Short problem:
Of all the lines here, how many include the string "Prediction"? Answer with the number only.

Data supplied:
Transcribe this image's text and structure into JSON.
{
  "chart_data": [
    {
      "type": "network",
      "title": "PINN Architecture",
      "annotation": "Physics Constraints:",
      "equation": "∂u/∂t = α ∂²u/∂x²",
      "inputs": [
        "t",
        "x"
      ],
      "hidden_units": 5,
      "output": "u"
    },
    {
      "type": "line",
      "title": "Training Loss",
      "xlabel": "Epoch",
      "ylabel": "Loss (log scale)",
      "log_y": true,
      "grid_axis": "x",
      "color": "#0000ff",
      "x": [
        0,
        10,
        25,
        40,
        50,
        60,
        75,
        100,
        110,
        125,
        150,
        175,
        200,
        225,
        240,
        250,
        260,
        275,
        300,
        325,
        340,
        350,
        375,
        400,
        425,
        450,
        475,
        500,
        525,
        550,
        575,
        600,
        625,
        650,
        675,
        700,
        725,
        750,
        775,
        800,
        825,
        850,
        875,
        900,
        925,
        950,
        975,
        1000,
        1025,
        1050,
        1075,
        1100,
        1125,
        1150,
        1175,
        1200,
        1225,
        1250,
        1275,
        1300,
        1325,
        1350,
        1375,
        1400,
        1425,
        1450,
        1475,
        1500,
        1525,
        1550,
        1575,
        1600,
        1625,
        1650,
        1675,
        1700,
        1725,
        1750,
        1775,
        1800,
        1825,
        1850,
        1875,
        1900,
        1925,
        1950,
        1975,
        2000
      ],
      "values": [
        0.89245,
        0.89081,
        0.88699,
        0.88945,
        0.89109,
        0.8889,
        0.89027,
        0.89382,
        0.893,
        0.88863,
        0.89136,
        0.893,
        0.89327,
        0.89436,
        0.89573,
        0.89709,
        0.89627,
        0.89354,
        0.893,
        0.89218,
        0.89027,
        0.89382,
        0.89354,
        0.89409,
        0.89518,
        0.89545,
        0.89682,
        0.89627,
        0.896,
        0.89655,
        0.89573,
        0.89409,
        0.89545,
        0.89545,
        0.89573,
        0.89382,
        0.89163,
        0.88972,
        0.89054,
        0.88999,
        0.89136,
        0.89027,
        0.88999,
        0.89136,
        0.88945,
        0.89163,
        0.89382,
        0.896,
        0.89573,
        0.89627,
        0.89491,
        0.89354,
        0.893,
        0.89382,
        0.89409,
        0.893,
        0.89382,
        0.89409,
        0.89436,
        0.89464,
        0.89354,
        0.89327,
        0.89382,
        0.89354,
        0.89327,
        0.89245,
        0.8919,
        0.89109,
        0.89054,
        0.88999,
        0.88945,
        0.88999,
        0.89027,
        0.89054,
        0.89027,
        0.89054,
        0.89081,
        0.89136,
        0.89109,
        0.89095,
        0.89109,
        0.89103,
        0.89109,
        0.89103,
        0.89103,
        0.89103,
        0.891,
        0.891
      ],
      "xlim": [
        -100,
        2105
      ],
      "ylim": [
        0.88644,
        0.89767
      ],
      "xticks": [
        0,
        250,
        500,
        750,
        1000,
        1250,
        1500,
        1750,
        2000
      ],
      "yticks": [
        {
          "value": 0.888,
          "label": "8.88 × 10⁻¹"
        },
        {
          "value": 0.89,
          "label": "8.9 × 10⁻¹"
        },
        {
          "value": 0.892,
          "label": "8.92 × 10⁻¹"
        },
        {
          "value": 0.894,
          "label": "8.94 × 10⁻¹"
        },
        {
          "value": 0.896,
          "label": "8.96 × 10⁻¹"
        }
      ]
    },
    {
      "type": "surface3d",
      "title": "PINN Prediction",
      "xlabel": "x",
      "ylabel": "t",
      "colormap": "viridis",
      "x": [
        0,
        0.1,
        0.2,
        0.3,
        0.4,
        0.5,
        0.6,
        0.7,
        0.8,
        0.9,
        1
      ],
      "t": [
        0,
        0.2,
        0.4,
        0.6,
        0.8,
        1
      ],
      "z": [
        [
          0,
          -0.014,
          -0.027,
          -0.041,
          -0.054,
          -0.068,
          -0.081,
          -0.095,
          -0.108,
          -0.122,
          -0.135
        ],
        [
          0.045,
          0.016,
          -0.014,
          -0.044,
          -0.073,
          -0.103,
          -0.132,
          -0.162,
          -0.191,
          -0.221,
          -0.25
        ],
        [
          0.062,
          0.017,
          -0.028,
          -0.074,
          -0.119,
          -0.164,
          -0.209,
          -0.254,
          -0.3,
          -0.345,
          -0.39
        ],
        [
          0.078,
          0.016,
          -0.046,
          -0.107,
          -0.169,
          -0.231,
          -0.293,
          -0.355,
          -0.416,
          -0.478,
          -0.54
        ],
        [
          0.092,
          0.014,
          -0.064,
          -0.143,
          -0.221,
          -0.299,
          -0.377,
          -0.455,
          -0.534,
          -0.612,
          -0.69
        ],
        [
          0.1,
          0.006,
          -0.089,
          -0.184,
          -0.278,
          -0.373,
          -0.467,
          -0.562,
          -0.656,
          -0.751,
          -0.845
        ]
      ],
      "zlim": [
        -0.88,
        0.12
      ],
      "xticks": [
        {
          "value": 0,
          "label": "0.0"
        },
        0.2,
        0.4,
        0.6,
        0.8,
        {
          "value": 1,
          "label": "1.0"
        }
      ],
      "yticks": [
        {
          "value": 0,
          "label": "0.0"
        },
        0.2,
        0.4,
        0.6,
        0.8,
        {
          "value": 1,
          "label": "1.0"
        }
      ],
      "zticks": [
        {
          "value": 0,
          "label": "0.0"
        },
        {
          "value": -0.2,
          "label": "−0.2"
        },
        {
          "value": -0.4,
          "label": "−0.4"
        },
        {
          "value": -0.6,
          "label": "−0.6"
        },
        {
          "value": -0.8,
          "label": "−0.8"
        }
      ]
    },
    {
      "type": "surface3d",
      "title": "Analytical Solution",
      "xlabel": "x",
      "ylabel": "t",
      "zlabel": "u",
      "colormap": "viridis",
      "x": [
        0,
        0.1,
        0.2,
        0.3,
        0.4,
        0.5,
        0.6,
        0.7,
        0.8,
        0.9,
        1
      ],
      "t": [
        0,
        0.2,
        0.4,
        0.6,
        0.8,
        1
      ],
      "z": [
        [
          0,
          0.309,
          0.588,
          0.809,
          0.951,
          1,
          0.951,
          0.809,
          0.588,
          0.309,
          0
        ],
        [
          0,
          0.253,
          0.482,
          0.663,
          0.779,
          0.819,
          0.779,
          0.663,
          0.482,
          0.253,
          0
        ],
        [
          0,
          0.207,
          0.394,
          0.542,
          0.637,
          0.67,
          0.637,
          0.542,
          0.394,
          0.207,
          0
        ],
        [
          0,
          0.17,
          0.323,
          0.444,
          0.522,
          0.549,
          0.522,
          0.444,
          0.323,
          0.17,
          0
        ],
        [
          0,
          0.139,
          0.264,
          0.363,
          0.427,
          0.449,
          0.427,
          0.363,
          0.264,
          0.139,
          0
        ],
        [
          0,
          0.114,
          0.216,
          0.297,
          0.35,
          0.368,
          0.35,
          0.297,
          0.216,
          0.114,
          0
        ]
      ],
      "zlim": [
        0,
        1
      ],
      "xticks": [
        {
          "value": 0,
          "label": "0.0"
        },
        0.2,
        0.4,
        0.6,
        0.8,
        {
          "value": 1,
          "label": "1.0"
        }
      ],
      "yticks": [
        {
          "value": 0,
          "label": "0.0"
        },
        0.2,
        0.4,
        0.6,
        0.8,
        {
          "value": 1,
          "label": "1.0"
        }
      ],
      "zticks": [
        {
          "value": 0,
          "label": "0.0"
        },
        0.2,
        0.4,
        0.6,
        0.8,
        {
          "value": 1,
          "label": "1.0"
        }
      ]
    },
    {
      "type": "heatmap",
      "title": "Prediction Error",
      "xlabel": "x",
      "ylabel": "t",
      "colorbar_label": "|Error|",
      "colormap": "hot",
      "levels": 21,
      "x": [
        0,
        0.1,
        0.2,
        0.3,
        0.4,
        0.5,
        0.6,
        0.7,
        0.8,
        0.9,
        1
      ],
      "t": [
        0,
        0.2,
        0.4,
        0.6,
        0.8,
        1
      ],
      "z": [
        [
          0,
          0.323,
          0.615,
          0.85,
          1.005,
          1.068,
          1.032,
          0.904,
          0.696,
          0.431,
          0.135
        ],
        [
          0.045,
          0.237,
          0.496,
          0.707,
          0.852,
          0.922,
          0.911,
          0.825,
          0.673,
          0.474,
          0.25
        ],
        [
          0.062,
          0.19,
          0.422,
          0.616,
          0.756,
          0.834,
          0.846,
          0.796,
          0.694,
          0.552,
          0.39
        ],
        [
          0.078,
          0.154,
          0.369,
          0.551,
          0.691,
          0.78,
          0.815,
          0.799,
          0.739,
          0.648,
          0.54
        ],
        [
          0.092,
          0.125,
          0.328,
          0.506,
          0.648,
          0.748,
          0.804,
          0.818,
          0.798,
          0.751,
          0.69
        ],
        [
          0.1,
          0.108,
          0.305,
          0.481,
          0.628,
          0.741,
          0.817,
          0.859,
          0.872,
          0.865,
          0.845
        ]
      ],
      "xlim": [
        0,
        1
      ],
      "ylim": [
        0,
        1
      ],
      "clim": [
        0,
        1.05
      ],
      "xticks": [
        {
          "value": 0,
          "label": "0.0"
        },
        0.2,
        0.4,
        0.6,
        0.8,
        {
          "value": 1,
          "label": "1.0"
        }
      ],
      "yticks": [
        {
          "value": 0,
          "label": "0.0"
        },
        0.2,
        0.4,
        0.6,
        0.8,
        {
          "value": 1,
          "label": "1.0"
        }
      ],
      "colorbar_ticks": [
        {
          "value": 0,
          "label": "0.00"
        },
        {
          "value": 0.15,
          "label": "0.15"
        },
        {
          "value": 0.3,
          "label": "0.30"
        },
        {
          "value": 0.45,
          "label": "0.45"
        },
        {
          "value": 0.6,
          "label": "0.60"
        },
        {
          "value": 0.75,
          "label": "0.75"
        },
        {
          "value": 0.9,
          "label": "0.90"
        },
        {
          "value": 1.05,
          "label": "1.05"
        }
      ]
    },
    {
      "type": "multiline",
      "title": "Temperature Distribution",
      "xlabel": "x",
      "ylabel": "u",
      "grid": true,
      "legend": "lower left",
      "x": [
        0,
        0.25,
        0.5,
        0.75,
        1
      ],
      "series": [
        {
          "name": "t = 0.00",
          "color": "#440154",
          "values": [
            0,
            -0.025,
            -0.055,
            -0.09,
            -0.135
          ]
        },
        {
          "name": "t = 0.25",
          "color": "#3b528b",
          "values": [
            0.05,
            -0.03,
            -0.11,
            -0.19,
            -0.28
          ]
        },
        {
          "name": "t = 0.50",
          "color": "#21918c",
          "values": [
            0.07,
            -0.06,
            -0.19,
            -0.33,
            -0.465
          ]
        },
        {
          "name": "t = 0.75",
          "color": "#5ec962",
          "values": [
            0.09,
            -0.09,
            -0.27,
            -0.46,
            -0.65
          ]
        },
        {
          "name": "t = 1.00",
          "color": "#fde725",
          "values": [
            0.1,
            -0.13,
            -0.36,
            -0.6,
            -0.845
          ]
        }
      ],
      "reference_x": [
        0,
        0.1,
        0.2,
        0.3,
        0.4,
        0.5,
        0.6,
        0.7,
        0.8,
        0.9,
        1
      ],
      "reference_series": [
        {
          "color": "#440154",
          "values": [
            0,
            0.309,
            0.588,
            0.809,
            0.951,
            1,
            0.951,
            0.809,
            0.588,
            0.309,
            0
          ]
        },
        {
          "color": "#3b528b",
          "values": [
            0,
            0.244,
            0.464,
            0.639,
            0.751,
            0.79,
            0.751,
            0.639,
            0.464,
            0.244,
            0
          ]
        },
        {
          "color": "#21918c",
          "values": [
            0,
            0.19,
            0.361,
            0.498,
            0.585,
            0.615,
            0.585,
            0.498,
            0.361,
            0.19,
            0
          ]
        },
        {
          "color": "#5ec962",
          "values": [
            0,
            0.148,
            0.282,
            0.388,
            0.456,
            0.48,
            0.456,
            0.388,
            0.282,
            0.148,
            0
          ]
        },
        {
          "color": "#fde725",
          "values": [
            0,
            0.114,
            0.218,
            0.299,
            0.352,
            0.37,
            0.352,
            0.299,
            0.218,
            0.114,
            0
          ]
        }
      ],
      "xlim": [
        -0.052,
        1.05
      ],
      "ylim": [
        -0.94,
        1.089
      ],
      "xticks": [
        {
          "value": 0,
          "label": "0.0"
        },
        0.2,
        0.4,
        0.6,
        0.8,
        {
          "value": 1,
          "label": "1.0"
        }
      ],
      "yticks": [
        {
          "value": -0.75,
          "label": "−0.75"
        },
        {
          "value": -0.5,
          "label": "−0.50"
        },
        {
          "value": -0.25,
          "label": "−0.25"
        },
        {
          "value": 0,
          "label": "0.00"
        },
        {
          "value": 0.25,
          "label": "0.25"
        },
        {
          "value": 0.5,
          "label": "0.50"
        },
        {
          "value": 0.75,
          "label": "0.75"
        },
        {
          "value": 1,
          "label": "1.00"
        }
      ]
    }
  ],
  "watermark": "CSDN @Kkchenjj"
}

Result of the exercise:
2